* [What you need to do]
Leave out the pictures and restate the rest of the data exactly.
========
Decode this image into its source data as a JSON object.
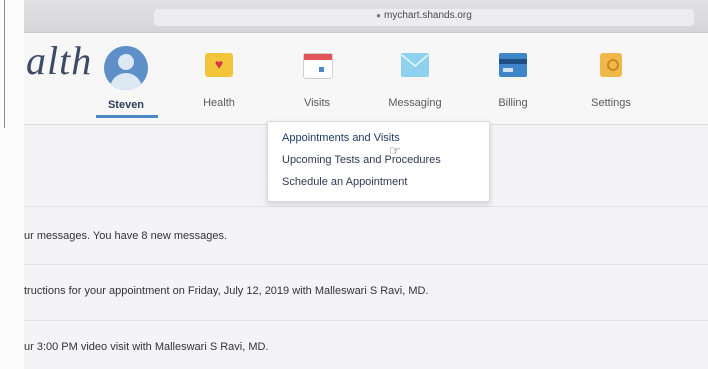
{
  "browser": {
    "url": "mychart.shands.org"
  },
  "header": {
    "logo_text": "alth",
    "user_name": "Steven",
    "nav_items": [
      {
        "label": "Health",
        "icon": "heart-icon"
      },
      {
        "label": "Visits",
        "icon": "calendar-icon"
      },
      {
        "label": "Messaging",
        "icon": "envelope-icon"
      },
      {
        "label": "Billing",
        "icon": "credit-card-icon"
      },
      {
        "label": "Settings",
        "icon": "settings-icon"
      }
    ]
  },
  "visits_menu": {
    "items": [
      "Appointments and Visits",
      "Upcoming Tests and Procedures",
      "Schedule an Appointment"
    ]
  },
  "feed": {
    "rows": [
      "ur messages. You have 8 new messages.",
      "tructions for your appointment on Friday, July 12, 2019 with Malleswari S Ravi, MD.",
      "ur 3:00 PM video visit with Malleswari S Ravi, MD."
    ]
  },
  "colors": {
    "accent": "#4c87c6",
    "avatar": "#5f8fc8",
    "logo": "#3d4a66"
  }
}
========
* [Result]
Decode this image into its source data as a JSON object.
{
  "browser": {
    "url": "mychart.shands.org"
  },
  "header": {
    "logo_text": "alth",
    "user_name": "Steven",
    "nav_items": [
      {
        "label": "Health",
        "icon": "heart-icon"
      },
      {
        "label": "Visits",
        "icon": "calendar-icon"
      },
      {
        "label": "Messaging",
        "icon": "envelope-icon"
      },
      {
        "label": "Billing",
        "icon": "credit-card-icon"
      },
      {
        "label": "Settings",
        "icon": "settings-icon"
      }
    ]
  },
  "visits_menu": {
    "items": [
      "Appointments and Visits",
      "Upcoming Tests and Procedures",
      "Schedule an Appointment"
    ]
  },
  "feed": {
    "rows": [
      "ur messages. You have 8 new messages.",
      "tructions for your appointment on Friday, July 12, 2019 with Malleswari S Ravi, MD.",
      "ur 3:00 PM video visit with Malleswari S Ravi, MD."
    ]
  },
  "colors": {
    "accent": "#4c87c6",
    "avatar": "#5f8fc8",
    "logo": "#3d4a66"
  }
}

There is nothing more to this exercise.